_What you will do_
a – Copy from the listing, without any change, the lines from the one containing "1464, 619, 1486]" through the one containing "comparison-card: 电池相关指数对比 指数名称", with both of those lines included.
b – Continue the email thread about the Xe userptr VMA repin patch, picking up right after its final line.

>> start Source excerpt

[PATCH 2/2] drm/xe: Pick correct userptr VMA to repin on REMAP op failure

Thu Feb 1 20:00:14 UTC 2024

Hey,

On 2024-02-01 20:26, Matthew Brost wrote:
> On Thu, Feb 01, 2024 at 08:18:52PM +0100, Maarten Lankhorst wrote:
>>
>>
>> On 2024-02-01 01:48, Matthew Brost wrote:
>>> A REMAP op is composed of 3 VMA's - unmap, prev map, and next map. When
>>> op_execute fails with -EAGAIN we need to update the local VMA pointer to
>>> the current op state and then repin the VMA if it is a userptr.
>>>
>>> Fixes a failure seen in xe_vm.munmap-style-unbind-userptr-one-partial.
>>>
>>> Fixes: b06d47be7c83 ("drm/xe: Port Xe to GPUVA")
>>> Signed-off-by: Matthew Brost <matthew.brost at intel.com>
>>> ---
>>>    drivers/gpu/drm/xe/xe_vm.c | 22 +++++++++++++++++-----
>>>    1 file changed, 17 insertions(+), 5 deletions(-)
>>>
>>> diff --git a/drivers/gpu/drm/xe/xe_vm.c b/drivers/gpu/drm/xe/xe_vm.c
>>> index e55161136490..2ab863fe7d0a 100644
>>> --- a/drivers/gpu/drm/xe/xe_vm.c
>>> +++ b/drivers/gpu/drm/xe/xe_vm.c
>>> @@ -2506,13 +2506,25 @@ static int __xe_vma_op_execute(struct xe_vm *vm, struct xe_vma *vma,
>>>    	}
>>>    	drm_exec_fini(&exec);
>>> -	if (err == -EAGAIN && xe_vma_is_userptr(vma)) {
>>> +	if (err == -EAGAIN) {
>>>    		lockdep_assert_held_write(&vm->lock);
>>> -		err = xe_vma_userptr_pin_pages(vma);
>>> -		if (!err)
>>> -			goto retry_userptr;
>>> -		trace_xe_vma_fail(vma);
>>> +		if (op->base.op == DRM_GPUVA_OP_REMAP) {
>>> +			if (!op->remap.unmap_done)

>> end Source excerpt
>> start Records shown

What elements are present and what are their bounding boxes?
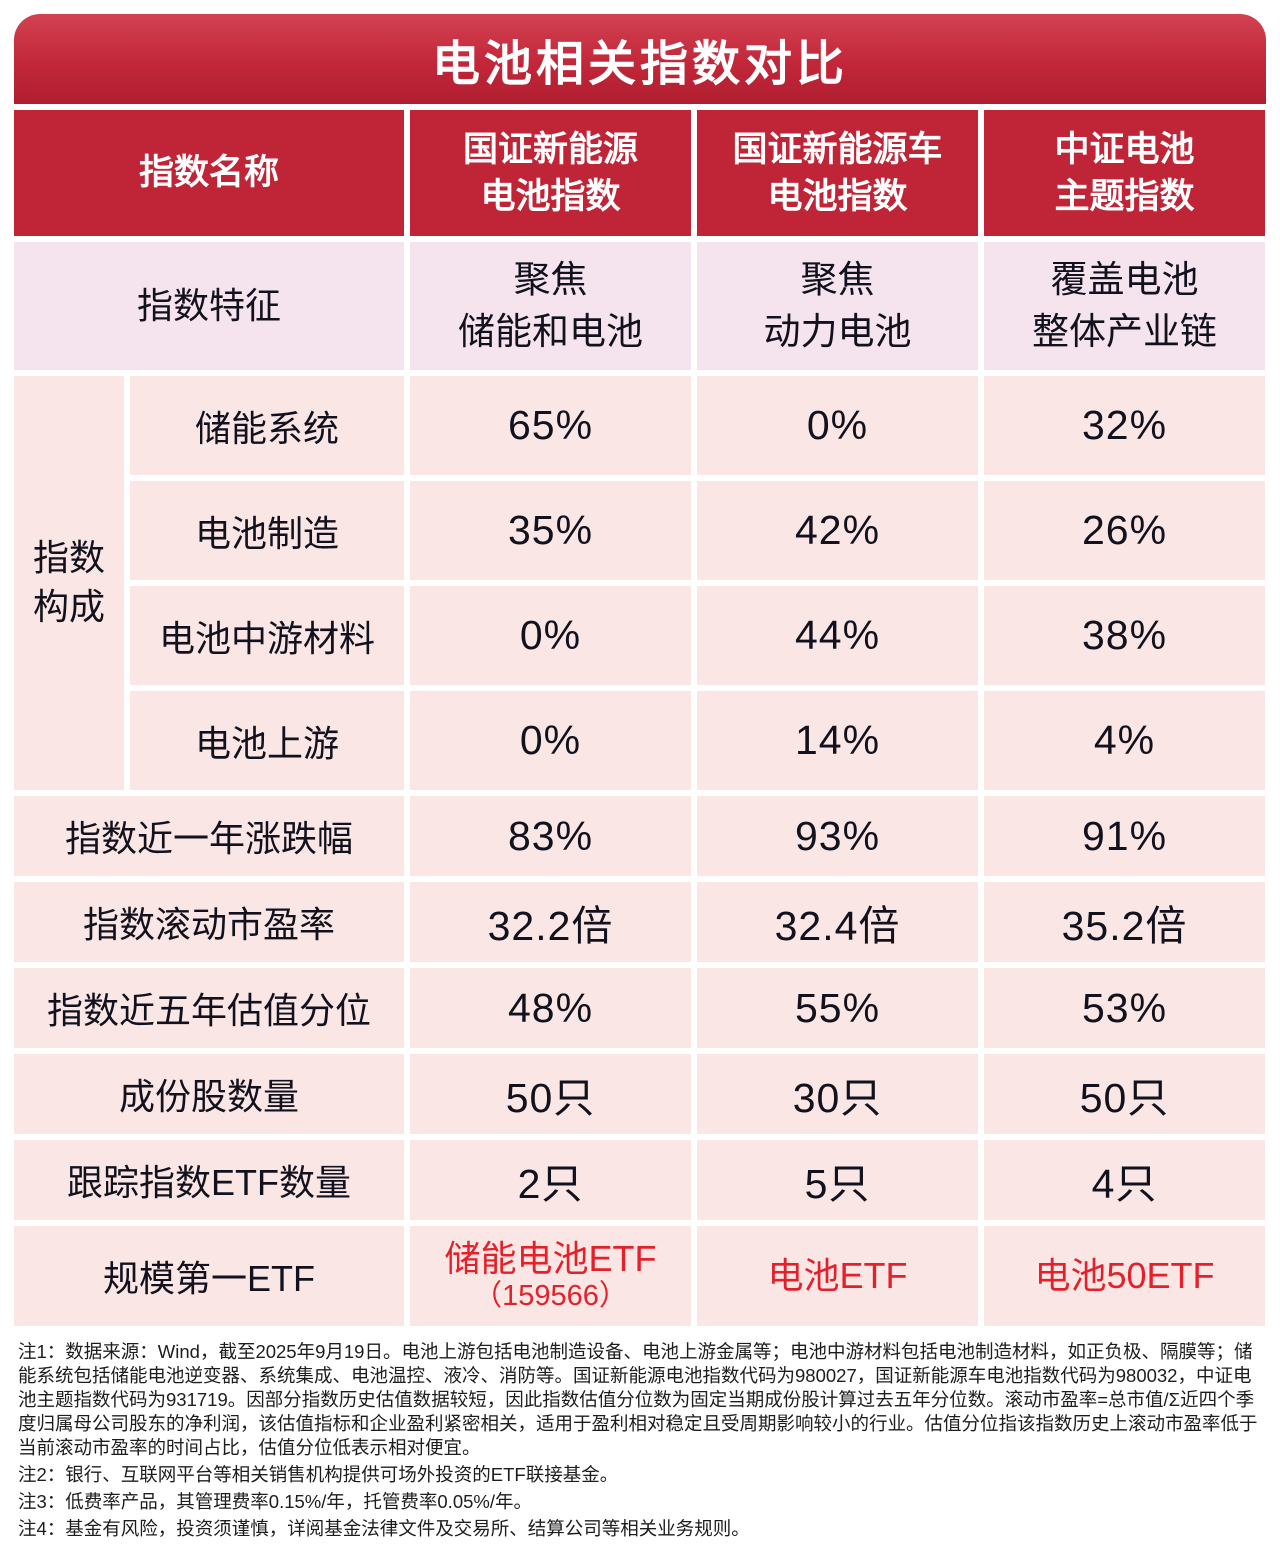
footnote-2: 注2：银行、互联网平台等相关销售机构提供可场外投资的ETF联接基金。	[18, 1464, 619, 1486]
etf-cell-col3: 电池50ETF	[984, 1226, 1265, 1326]
metric-value: 50只	[984, 1054, 1265, 1134]
etf-code: （159566）	[473, 1280, 628, 1313]
metric-row-valuation-percentile: 指数近五年估值分位 48% 55% 53%	[14, 968, 1266, 1048]
composition-row-label: 电池制造	[130, 481, 404, 580]
feature-value-col1: 聚焦 储能和电池	[410, 242, 691, 370]
largest-etf-row: 规模第一ETF 储能电池ETF （159566） 电池ETF 电池50ETF	[14, 1226, 1266, 1326]
metric-label: 指数近五年估值分位	[14, 968, 404, 1048]
metric-value: 93%	[697, 796, 978, 876]
metric-value: 53%	[984, 968, 1265, 1048]
metric-row-change-1y: 指数近一年涨跌幅 83% 93% 91%	[14, 796, 1266, 876]
footnote-1: 注1：数据来源：Wind，截至2025年9月19日。电池上游包括电池制造设备、电…	[18, 1341, 1258, 1459]
metric-label: 指数滚动市盈率	[14, 882, 404, 962]
metric-value: 83%	[410, 796, 691, 876]
etf-row-label: 规模第一ETF	[14, 1226, 404, 1326]
comparison-card: 电池相关指数对比 指数名称 国证新能源 电池指数 国证新能源车 电池指数 中证电…	[14, 0, 1266, 1541]
composition-block: 指数 构成 储能系统 65% 0% 32% 电池制造 35% 42% 26% 电…	[14, 376, 1266, 790]
feature-row: 指数特征 聚焦 储能和电池 聚焦 动力电池 覆盖电池 整体产业链	[14, 242, 1266, 370]
metric-label: 成份股数量	[14, 1054, 404, 1134]
footnote-4: 注4：基金有风险，投资须谨慎，详阅基金法律文件及交易所、结算公司等相关业务规则。	[18, 1518, 750, 1540]
composition-value: 14%	[697, 691, 978, 790]
etf-name: 储能电池ETF	[444, 1237, 657, 1279]
composition-row-label: 电池上游	[130, 691, 404, 790]
metric-value: 5只	[697, 1140, 978, 1220]
metric-value: 91%	[984, 796, 1265, 876]
etf-cell-col1: 储能电池ETF （159566）	[410, 1226, 691, 1326]
metric-row-constituent-count: 成份股数量 50只 30只 50只	[14, 1054, 1266, 1134]
metric-value: 4只	[984, 1140, 1265, 1220]
metric-value: 48%	[410, 968, 691, 1048]
header-cell-col3: 中证电池 主题指数	[984, 110, 1265, 236]
composition-row-label: 储能系统	[130, 376, 404, 475]
composition-value: 26%	[984, 481, 1265, 580]
metric-row-pe-ttm: 指数滚动市盈率 32.2倍 32.4倍 35.2倍	[14, 882, 1266, 962]
feature-value-col2: 聚焦 动力电池	[697, 242, 978, 370]
metric-value: 50只	[410, 1054, 691, 1134]
metric-value: 2只	[410, 1140, 691, 1220]
composition-value: 0%	[697, 376, 978, 475]
page-title: 电池相关指数对比	[14, 14, 1266, 104]
composition-value: 42%	[697, 481, 978, 580]
footnotes: 注1：数据来源：Wind，截至2025年9月19日。电池上游包括电池制造设备、电…	[14, 1326, 1266, 1541]
composition-row-label: 电池中游材料	[130, 586, 404, 685]
composition-value: 0%	[410, 691, 691, 790]
composition-value: 35%	[410, 481, 691, 580]
etf-name: 电池50ETF	[1034, 1255, 1215, 1297]
table-header-row: 指数名称 国证新能源 电池指数 国证新能源车 电池指数 中证电池 主题指数	[14, 110, 1266, 236]
metric-label: 指数近一年涨跌幅	[14, 796, 404, 876]
composition-value: 32%	[984, 376, 1265, 475]
feature-row-label: 指数特征	[14, 242, 404, 370]
metric-value: 35.2倍	[984, 882, 1265, 962]
feature-value-col3: 覆盖电池 整体产业链	[984, 242, 1265, 370]
etf-cell-col2: 电池ETF	[697, 1226, 978, 1326]
footnote-3: 注3：低费率产品，其管理费率0.15%/年，托管费率0.05%/年。	[18, 1491, 532, 1513]
composition-value: 65%	[410, 376, 691, 475]
metric-value: 32.4倍	[697, 882, 978, 962]
etf-name: 电池ETF	[767, 1255, 908, 1297]
metric-row-etf-count: 跟踪指数ETF数量 2只 5只 4只	[14, 1140, 1266, 1220]
composition-value: 38%	[984, 586, 1265, 685]
metric-value: 30只	[697, 1054, 978, 1134]
composition-value: 44%	[697, 586, 978, 685]
metric-value: 32.2倍	[410, 882, 691, 962]
composition-value: 0%	[410, 586, 691, 685]
composition-group-label: 指数 构成	[14, 376, 124, 790]
header-cell-col1: 国证新能源 电池指数	[410, 110, 691, 236]
header-cell-col2: 国证新能源车 电池指数	[697, 110, 978, 236]
metric-label: 跟踪指数ETF数量	[14, 1140, 404, 1220]
composition-value: 4%	[984, 691, 1265, 790]
metric-value: 55%	[697, 968, 978, 1048]
header-cell-index-name: 指数名称	[14, 110, 404, 236]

>> end Records shown

_Responses for each task_
a –
footnote-2: 注2：银行、互联网平台等相关销售机构提供可场外投资的ETF联接基金。	[18, 1464, 619, 1486]
etf-cell-col3: 电池50ETF	[984, 1226, 1265, 1326]
metric-value: 50只	[984, 1054, 1265, 1134]
etf-code: （159566）	[473, 1280, 628, 1313]
metric-row-valuation-percentile: 指数近五年估值分位 48% 55% 53%	[14, 968, 1266, 1048]
composition-row-label: 电池制造	[130, 481, 404, 580]
feature-value-col1: 聚焦 储能和电池	[410, 242, 691, 370]
largest-etf-row: 规模第一ETF 储能电池ETF （159566） 电池ETF 电池50ETF	[14, 1226, 1266, 1326]
metric-label: 指数近五年估值分位	[14, 968, 404, 1048]
metric-value: 93%	[697, 796, 978, 876]
metric-value: 53%	[984, 968, 1265, 1048]
metric-row-change-1y: 指数近一年涨跌幅 83% 93% 91%	[14, 796, 1266, 876]
footnote-1: 注1：数据来源：Wind，截至2025年9月19日。电池上游包括电池制造设备、电…	[18, 1341, 1258, 1459]
metric-label: 指数滚动市盈率	[14, 882, 404, 962]
metric-value: 83%	[410, 796, 691, 876]
etf-row-label: 规模第一ETF	[14, 1226, 404, 1326]
comparison-card: 电池相关指数对比 指数名称 国证新能源 电池指数 国证新能源车 电池指数 中证电…	[14, 0, 1266, 1541]

b –
>>> +				vma = gpuva_to_vma(op->base.remap.unmap->va);
>>> +			else if (op->remap.prev)
>>> +				vma = op->remap.prev;
>>> +			else
>>> +				vma = op->remap.next;
>>> +		}
>> I see this same vma picking in handling of DRM_GPUVA_OP_REMAP.
>>
>> Could the switch in xe_vma_op_execute() be moved to a separate pick_vma
>> function instead, called from this place too?
>>
>> It might make the code slightly more readable.
>>
> 
> I would agree if this code wasn't going get rewritten shortly in [1]. We
> are transiting to 1 job per VM bind IOCTL in [1]. I currently am
> reworking on rebasing that code and found a few bugs in the current
> code. I want to stablize the code quickly so I czn reliably test my
> larger changes.
> 
> Would it help if I added comment here saying this code is temporary?
Oh that gives some context. The infinite loop fix in one patch is caused 
by the first patch in that series.

I'd personally choose to fix it here, then when r ebasing put a revert 
before 21/27 and squash?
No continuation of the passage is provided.